▸ Entries:
######
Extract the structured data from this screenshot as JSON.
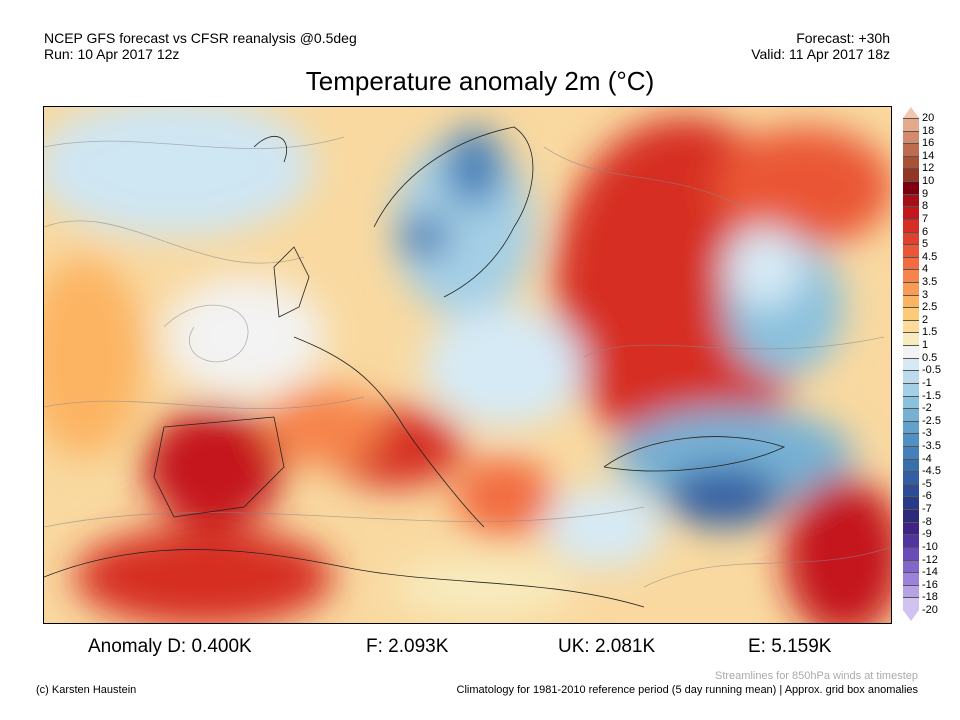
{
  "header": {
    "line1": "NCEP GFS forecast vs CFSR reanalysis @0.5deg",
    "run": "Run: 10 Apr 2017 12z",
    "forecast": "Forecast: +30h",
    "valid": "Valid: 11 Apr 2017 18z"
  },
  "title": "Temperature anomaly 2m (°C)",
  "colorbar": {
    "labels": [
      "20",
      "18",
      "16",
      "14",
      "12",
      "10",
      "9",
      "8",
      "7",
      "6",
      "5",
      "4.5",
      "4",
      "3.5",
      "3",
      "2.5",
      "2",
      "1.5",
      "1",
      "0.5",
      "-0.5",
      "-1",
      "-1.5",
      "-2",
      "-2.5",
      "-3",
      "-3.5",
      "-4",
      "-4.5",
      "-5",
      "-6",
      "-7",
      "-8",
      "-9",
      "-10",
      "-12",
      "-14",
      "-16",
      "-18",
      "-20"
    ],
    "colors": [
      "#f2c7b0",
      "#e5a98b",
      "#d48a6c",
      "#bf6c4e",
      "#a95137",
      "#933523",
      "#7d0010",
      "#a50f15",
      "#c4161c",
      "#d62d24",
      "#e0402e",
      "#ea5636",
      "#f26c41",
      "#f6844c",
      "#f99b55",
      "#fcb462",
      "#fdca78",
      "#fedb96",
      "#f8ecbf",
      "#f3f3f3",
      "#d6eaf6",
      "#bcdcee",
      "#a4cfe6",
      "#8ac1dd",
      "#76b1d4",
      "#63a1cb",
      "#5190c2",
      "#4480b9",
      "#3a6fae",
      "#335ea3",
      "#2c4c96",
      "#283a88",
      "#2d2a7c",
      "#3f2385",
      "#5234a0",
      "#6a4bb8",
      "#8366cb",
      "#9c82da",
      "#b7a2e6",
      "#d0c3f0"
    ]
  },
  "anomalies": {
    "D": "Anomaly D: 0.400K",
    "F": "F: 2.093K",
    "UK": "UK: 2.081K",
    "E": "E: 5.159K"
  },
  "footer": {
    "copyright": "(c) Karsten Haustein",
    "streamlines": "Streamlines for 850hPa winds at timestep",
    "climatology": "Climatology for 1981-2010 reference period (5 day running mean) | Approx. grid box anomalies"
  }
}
######
▸ Task instructions: Single out each line of the records above with the string "forecast" in it, and copy it.

▸ Answer to this task:
    "line1": "NCEP GFS forecast vs CFSR reanalysis @0.5deg",
    "forecast": "Forecast: +30h",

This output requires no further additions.